■ Short exercise ■
All entries below need to be written out exactly, but without their pictures.

■ Data in this exercise ■
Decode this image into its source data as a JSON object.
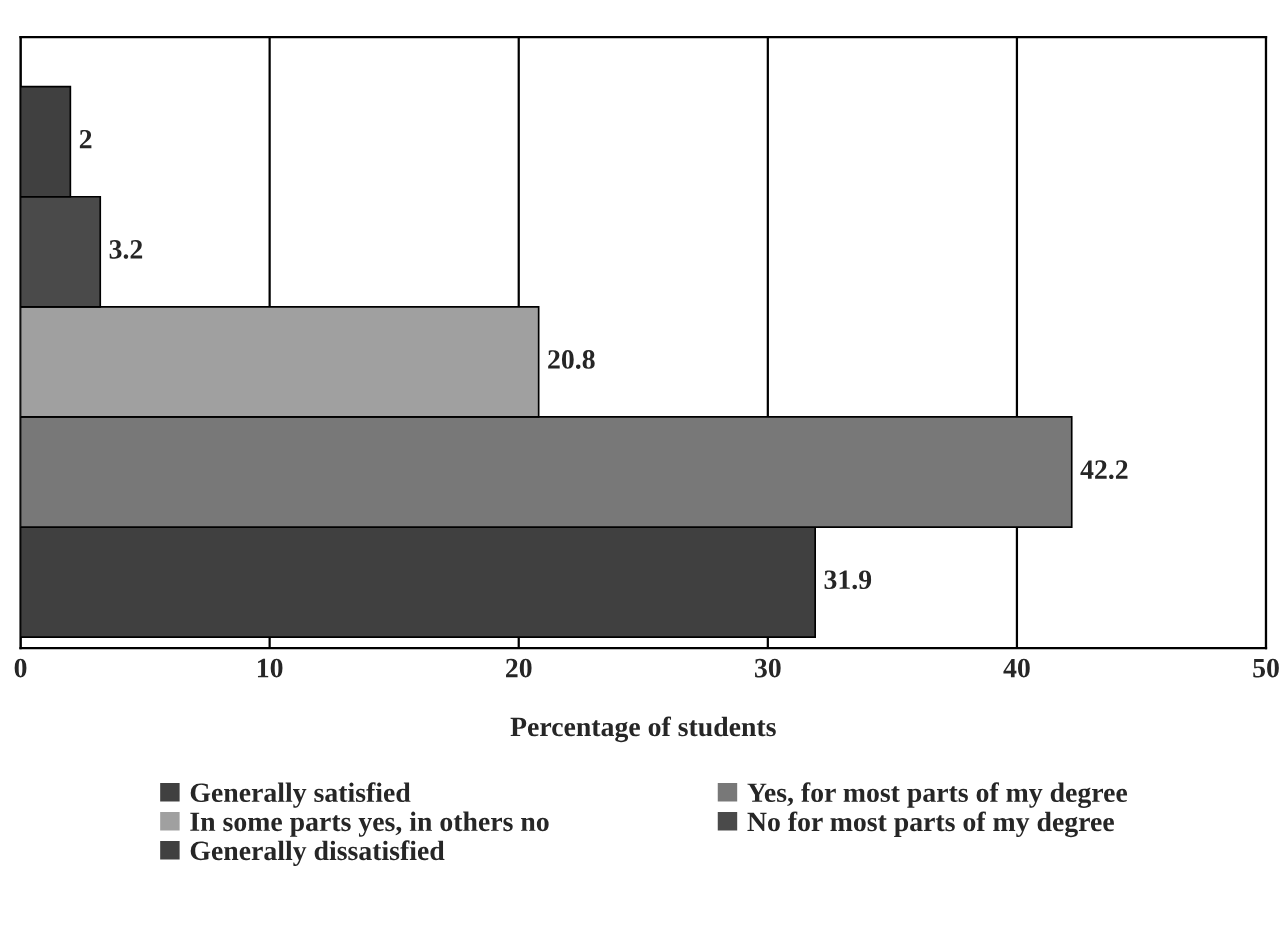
{
  "chart_data": {
    "type": "bar",
    "orientation": "horizontal",
    "xlabel": "Percentage of students",
    "categories": [
      null,
      null,
      null,
      null,
      null
    ],
    "series": [
      {
        "name": "Generally satisfied",
        "color": "#404040",
        "values": [
          null,
          null,
          null,
          null,
          31.9
        ]
      },
      {
        "name": "Yes, for most parts of my degree",
        "color": "#787878",
        "values": [
          null,
          null,
          null,
          42.2,
          null
        ]
      },
      {
        "name": "In some parts yes, in others no",
        "color": "#a0a0a0",
        "values": [
          null,
          null,
          20.8,
          null,
          null
        ]
      },
      {
        "name": "No for most parts of my degree",
        "color": "#4a4a4a",
        "values": [
          null,
          3.2,
          null,
          null,
          null
        ]
      },
      {
        "name": "Generally dissatisfied",
        "color": "#404040",
        "values": [
          2,
          null,
          null,
          null,
          null
        ]
      }
    ],
    "xlim": [
      0,
      50
    ],
    "xticks": [
      0,
      10,
      20,
      30,
      40,
      50
    ],
    "grid": "x",
    "data_labels": true,
    "legend": "bottom",
    "tick_labels": "x"
  }
}
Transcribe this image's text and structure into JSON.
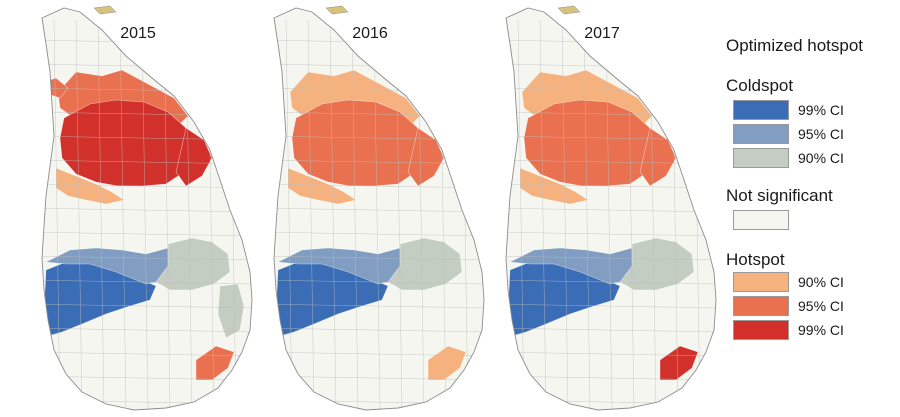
{
  "maps": [
    {
      "year": "2015",
      "regions": {
        "north_band": "hot95",
        "north_core": "hot99",
        "north_east": "hot99",
        "north_fringe": "hot90",
        "west_edge": "hot95",
        "central_west": "cold99",
        "central_mid": "cold95",
        "central_east": "cold90",
        "east_coast": "cold90",
        "southeast": "hot95"
      }
    },
    {
      "year": "2016",
      "regions": {
        "north_band": "hot90",
        "north_core": "hot95",
        "north_east": "hot95",
        "north_fringe": "hot90",
        "west_edge": "none",
        "central_west": "cold99",
        "central_mid": "cold95",
        "central_east": "cold90",
        "east_coast": "none",
        "southeast": "hot90"
      }
    },
    {
      "year": "2017",
      "regions": {
        "north_band": "hot90",
        "north_core": "hot95",
        "north_east": "hot95",
        "north_fringe": "hot90",
        "west_edge": "none",
        "central_west": "cold99",
        "central_mid": "cold95",
        "central_east": "cold90",
        "east_coast": "none",
        "southeast": "hot99"
      }
    }
  ],
  "legend": {
    "title": "Optimized hotspot",
    "coldspot": {
      "label": "Coldspot",
      "items": [
        {
          "key": "cold99",
          "label": "99% CI",
          "color": "#3a6db6"
        },
        {
          "key": "cold95",
          "label": "95% CI",
          "color": "#819dc1"
        },
        {
          "key": "cold90",
          "label": "90% CI",
          "color": "#c3cdc2"
        }
      ]
    },
    "not_significant": {
      "label": "Not significant",
      "key": "none",
      "color": "#f6f6f1"
    },
    "hotspot": {
      "label": "Hotspot",
      "items": [
        {
          "key": "hot90",
          "label": "90% CI",
          "color": "#f6b27e"
        },
        {
          "key": "hot95",
          "label": "95% CI",
          "color": "#ea7150"
        },
        {
          "key": "hot99",
          "label": "99% CI",
          "color": "#d1312a"
        }
      ]
    }
  }
}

■ Result of this task ■
Decode this image into its source data as a JSON object.
{
  "chart_data": {
    "type": "bar",
    "orientation": "horizontal",
    "xlabel": "Percentage of students",
    "categories": [
      null,
      null,
      null,
      null,
      null
    ],
    "series": [
      {
        "name": "Generally satisfied",
        "color": "#404040",
        "values": [
          null,
          null,
          null,
          null,
          31.9
        ]
      },
      {
        "name": "Yes, for most parts of my degree",
        "color": "#787878",
        "values": [
          null,
          null,
          null,
          42.2,
          null
        ]
      },
      {
        "name": "In some parts yes, in others no",
        "color": "#a0a0a0",
        "values": [
          null,
          null,
          20.8,
          null,
          null
        ]
      },
      {
        "name": "No for most parts of my degree",
        "color": "#4a4a4a",
        "values": [
          null,
          3.2,
          null,
          null,
          null
        ]
      },
      {
        "name": "Generally dissatisfied",
        "color": "#404040",
        "values": [
          2,
          null,
          null,
          null,
          null
        ]
      }
    ],
    "xlim": [
      0,
      50
    ],
    "xticks": [
      0,
      10,
      20,
      30,
      40,
      50
    ],
    "grid": "x",
    "data_labels": true,
    "legend": "bottom",
    "tick_labels": "x"
  }
}
Transcribe this image's text and structure into JSON.
{
  "maps": [
    {
      "year": "2015",
      "regions": {
        "north_band": "hot95",
        "north_core": "hot99",
        "north_east": "hot99",
        "north_fringe": "hot90",
        "west_edge": "hot95",
        "central_west": "cold99",
        "central_mid": "cold95",
        "central_east": "cold90",
        "east_coast": "cold90",
        "southeast": "hot95"
      }
    },
    {
      "year": "2016",
      "regions": {
        "north_band": "hot90",
        "north_core": "hot95",
        "north_east": "hot95",
        "north_fringe": "hot90",
        "west_edge": "none",
        "central_west": "cold99",
        "central_mid": "cold95",
        "central_east": "cold90",
        "east_coast": "none",
        "southeast": "hot90"
      }
    },
    {
      "year": "2017",
      "regions": {
        "north_band": "hot90",
        "north_core": "hot95",
        "north_east": "hot95",
        "north_fringe": "hot90",
        "west_edge": "none",
        "central_west": "cold99",
        "central_mid": "cold95",
        "central_east": "cold90",
        "east_coast": "none",
        "southeast": "hot99"
      }
    }
  ],
  "legend": {
    "title": "Optimized hotspot",
    "coldspot": {
      "label": "Coldspot",
      "items": [
        {
          "key": "cold99",
          "label": "99% CI",
          "color": "#3a6db6"
        },
        {
          "key": "cold95",
          "label": "95% CI",
          "color": "#819dc1"
        },
        {
          "key": "cold90",
          "label": "90% CI",
          "color": "#c3cdc2"
        }
      ]
    },
    "not_significant": {
      "label": "Not significant",
      "key": "none",
      "color": "#f6f6f1"
    },
    "hotspot": {
      "label": "Hotspot",
      "items": [
        {
          "key": "hot90",
          "label": "90% CI",
          "color": "#f6b27e"
        },
        {
          "key": "hot95",
          "label": "95% CI",
          "color": "#ea7150"
        },
        {
          "key": "hot99",
          "label": "99% CI",
          "color": "#d1312a"
        }
      ]
    }
  }
}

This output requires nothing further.